■ Task requirements ■
Wherever a line below holds the word "London", copy that line.

■ Records to use ■
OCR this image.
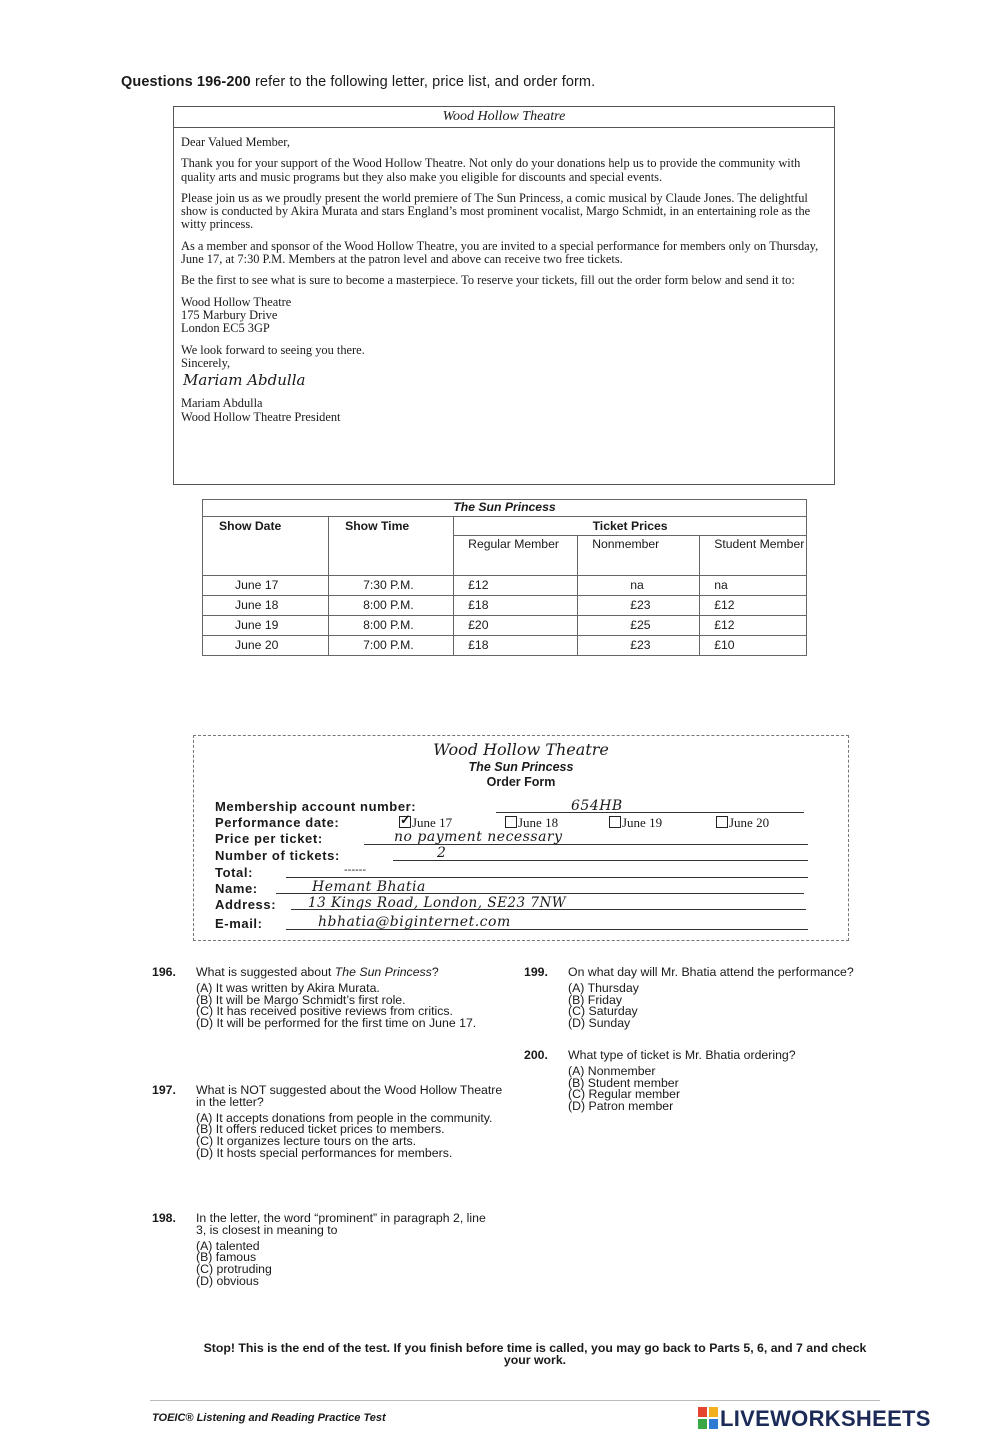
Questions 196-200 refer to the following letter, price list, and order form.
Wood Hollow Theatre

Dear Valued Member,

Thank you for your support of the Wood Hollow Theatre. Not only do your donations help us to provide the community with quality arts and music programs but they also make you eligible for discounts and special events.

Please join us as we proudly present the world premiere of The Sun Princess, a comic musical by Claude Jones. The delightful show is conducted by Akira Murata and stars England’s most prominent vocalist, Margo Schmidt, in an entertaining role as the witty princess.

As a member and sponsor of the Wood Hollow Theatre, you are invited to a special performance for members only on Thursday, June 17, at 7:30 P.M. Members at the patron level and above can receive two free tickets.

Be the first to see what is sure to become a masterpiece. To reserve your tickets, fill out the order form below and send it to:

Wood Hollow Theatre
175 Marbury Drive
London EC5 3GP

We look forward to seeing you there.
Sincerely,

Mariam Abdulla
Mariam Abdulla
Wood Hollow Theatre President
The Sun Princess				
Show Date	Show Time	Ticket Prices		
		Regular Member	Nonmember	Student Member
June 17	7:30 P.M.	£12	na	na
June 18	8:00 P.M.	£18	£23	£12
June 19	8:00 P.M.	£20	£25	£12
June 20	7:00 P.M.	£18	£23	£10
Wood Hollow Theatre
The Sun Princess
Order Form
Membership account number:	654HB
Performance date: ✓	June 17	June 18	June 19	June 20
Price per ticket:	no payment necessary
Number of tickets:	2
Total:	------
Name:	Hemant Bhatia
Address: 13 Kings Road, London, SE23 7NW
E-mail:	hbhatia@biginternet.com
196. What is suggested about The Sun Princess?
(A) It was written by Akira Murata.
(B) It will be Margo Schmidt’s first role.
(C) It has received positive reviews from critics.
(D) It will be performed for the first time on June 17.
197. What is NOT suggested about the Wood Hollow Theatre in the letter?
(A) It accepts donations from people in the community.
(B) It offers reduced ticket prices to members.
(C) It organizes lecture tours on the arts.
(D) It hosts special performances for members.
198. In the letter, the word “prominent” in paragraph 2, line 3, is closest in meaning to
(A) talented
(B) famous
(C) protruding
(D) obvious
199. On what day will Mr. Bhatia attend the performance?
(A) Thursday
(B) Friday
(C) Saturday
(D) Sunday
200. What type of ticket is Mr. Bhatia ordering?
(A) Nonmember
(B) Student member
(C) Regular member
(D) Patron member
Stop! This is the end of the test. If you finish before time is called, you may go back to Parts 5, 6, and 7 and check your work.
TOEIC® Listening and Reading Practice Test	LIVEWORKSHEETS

■ Completed task ■
London EC5 3GP
Address: 13 Kings Road, London, SE23 7NW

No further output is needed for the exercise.